Reproduce the following material exactly, including every line.

_Stored data_
▬▬▬▬▬▬
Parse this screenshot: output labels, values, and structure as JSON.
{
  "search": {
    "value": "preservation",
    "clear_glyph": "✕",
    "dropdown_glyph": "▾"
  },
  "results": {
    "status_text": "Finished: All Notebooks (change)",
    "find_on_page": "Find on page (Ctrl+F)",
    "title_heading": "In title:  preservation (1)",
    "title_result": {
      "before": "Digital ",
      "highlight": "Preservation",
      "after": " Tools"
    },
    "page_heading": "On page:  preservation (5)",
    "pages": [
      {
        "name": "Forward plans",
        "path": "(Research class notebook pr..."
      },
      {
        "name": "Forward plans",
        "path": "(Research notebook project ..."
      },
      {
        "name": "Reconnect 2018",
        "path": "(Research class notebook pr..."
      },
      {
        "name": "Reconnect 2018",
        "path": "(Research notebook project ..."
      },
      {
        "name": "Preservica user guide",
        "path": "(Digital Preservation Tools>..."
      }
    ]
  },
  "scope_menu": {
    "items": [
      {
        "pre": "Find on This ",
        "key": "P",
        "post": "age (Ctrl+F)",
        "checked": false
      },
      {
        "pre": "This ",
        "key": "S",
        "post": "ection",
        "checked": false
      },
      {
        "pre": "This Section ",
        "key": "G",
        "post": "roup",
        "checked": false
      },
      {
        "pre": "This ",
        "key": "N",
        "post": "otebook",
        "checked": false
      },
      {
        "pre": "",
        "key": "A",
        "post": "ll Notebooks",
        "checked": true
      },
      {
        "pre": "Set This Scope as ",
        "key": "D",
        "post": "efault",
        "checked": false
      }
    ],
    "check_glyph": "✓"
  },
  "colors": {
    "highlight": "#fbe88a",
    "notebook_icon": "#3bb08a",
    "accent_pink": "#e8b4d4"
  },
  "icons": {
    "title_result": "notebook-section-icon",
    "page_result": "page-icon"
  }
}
▬▬▬▬▬▬
_Response to the exercise_
Parse this screenshot: output labels, values, and structure as JSON.
{
  "search": {
    "value": "preservation",
    "clear_glyph": "✕",
    "dropdown_glyph": "▾"
  },
  "results": {
    "status_text": "Finished: All Notebooks (change)",
    "find_on_page": "Find on page (Ctrl+F)",
    "title_heading": "In title:  preservation (1)",
    "title_result": {
      "before": "Digital ",
      "highlight": "Preservation",
      "after": " Tools"
    },
    "page_heading": "On page:  preservation (5)",
    "pages": [
      {
        "name": "Forward plans",
        "path": "(Research class notebook pr..."
      },
      {
        "name": "Forward plans",
        "path": "(Research notebook project ..."
      },
      {
        "name": "Reconnect 2018",
        "path": "(Research class notebook pr..."
      },
      {
        "name": "Reconnect 2018",
        "path": "(Research notebook project ..."
      },
      {
        "name": "Preservica user guide",
        "path": "(Digital Preservation Tools>..."
      }
    ]
  },
  "scope_menu": {
    "items": [
      {
        "pre": "Find on This ",
        "key": "P",
        "post": "age (Ctrl+F)",
        "checked": false
      },
      {
        "pre": "This ",
        "key": "S",
        "post": "ection",
        "checked": false
      },
      {
        "pre": "This Section ",
        "key": "G",
        "post": "roup",
        "checked": false
      },
      {
        "pre": "This ",
        "key": "N",
        "post": "otebook",
        "checked": false
      },
      {
        "pre": "",
        "key": "A",
        "post": "ll Notebooks",
        "checked": true
      },
      {
        "pre": "Set This Scope as ",
        "key": "D",
        "post": "efault",
        "checked": false
      }
    ],
    "check_glyph": "✓"
  },
  "colors": {
    "highlight": "#fbe88a",
    "notebook_icon": "#3bb08a",
    "accent_pink": "#e8b4d4"
  },
  "icons": {
    "title_result": "notebook-section-icon",
    "page_result": "page-icon"
  }
}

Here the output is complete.